PASSAGE PROVIDED:

────────────────

New research suggests that taking a 5-day break from e-mail while on the job results in less stress and greater focus.

Elizabeth Armstrong Moore
Elizabeth Armstrong Moore is based in Portland, Oregon, and has written for Wired, The Christian Science Monitor, and public radio. Her semi-obscure hobbies include climbing, billiards, board games that take up a lot of space, and piano.
Elizabeth Armstrong Moore
2 min read

Workers cut off from office e-mail for five days exhibited more natural, variable heart rates and toggled between screens less frequently than those with e-mail access, according to new research out of the University of California, Irvine, and the Army's Natick Soldier Systems Center near Boston.

Gloria Mark (right) presented her team's findings this week. University of California

The "A pace not dictated by electrons" study of 13 civilian employees at the Army center is undoubtedly small, and the results, presented this week at a meeting of the Association for Computing Machinery in Austin, Texas, are only preliminary. Still, researchers say the findings were surprisingly consistent in favor of taking "e-mail vacations."

────────────────

RECORD SET:
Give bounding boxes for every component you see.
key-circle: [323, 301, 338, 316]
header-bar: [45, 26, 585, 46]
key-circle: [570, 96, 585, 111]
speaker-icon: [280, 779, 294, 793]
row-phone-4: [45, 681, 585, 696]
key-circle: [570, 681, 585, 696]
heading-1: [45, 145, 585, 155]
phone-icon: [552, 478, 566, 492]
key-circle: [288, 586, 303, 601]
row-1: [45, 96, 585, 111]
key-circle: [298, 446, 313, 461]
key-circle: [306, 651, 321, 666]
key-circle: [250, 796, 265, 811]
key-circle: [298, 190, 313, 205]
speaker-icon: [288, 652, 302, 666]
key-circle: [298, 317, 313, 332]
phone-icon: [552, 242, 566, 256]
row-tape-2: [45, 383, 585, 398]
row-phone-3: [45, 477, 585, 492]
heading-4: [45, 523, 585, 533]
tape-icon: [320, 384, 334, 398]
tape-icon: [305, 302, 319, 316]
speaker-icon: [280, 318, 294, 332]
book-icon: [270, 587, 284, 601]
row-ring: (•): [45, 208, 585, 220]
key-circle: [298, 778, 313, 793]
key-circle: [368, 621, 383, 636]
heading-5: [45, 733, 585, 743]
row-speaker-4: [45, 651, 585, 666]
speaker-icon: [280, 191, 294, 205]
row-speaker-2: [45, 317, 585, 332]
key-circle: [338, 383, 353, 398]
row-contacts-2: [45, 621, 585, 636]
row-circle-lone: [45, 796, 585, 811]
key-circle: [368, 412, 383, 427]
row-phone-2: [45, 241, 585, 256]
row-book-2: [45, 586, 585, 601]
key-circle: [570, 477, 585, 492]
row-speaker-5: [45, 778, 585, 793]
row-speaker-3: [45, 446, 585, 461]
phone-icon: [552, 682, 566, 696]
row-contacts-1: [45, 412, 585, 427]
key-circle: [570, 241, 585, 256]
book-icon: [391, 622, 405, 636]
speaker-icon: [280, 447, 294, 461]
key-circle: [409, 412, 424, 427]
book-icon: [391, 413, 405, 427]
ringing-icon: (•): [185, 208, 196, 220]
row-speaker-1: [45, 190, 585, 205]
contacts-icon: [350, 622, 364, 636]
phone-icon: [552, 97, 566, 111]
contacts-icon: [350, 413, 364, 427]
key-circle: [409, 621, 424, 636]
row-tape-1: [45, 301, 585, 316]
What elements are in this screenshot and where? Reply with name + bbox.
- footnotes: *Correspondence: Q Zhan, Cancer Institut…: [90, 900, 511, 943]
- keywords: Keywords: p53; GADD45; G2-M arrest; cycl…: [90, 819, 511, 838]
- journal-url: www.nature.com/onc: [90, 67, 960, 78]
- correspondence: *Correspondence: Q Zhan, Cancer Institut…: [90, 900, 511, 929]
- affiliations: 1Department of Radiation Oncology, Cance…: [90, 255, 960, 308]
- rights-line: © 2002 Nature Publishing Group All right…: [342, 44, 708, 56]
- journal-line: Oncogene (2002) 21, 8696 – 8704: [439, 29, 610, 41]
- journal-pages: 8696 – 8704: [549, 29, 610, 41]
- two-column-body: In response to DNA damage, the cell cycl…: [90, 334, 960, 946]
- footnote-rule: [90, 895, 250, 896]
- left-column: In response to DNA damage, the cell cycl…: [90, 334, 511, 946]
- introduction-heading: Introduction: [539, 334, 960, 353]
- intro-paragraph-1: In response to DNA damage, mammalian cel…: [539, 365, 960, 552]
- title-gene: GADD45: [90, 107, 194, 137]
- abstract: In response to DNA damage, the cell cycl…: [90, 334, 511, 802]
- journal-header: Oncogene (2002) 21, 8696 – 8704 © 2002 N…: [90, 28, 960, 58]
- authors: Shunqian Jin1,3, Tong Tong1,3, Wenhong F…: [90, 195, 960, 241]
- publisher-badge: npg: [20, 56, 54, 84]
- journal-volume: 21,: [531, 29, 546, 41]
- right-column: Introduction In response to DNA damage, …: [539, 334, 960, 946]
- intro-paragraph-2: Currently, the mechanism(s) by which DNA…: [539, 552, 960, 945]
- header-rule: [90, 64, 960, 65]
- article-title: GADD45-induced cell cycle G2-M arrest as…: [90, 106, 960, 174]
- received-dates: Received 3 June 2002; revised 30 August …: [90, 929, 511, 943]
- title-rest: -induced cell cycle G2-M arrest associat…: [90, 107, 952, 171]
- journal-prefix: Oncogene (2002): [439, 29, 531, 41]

────────────────

ACTION ITEM A:
According to the article on e-mail breaks, why should the study's results be treated with caution, and why do the researchers nonetheless favor "e-mail vacations"?
ACTION ITEM B:
Continue the article on e-mail breaks from the end of its last paragraph.

EXPECTED ANSWER A:
The study included only 13 civilian employees, and its results are only preliminary. The researchers still favor "e-mail vacations" because the findings were surprisingly consistent in support of them.

EXPECTED ANSWER B:
"We were surprised by the results, because they didn't have to turn out this way," study co-author Gloria Mark, a professor of informatics at UC Irvine, tells HealthDay News. "It's possible that people might have been even more stressed not to have e-mail, to feel like they were missing out on something, so we didn't expect that people would become significantly less stressed."

The 13 employees tested were roughly half men and half women and all held information-related jobs, including a chemical engineer, psychologist, biologist, food technologist, and research administrator. Each participated in three days of heart rate monitoring to establish baselines before either forgoing e-mail for five days or maintaining a normal e-mail activity level.

Those who had normal e-mail access were in a consistently "high-alert" state, with constant heart rates, and switched screens on average 37 times per hour. Those without e-mail access exhibited more normal, variable heart rates, and switched screens only 18 times an hour, suggesting that they were both less stressed and more focused.

Mark also noted that those without e-mail access were more likely to take short screen breaks and walk around, as well as communicate with co-workers in person. She says she'd like to study this further, including the effects so-called e-mail vacations might have on one's interpersonal skills.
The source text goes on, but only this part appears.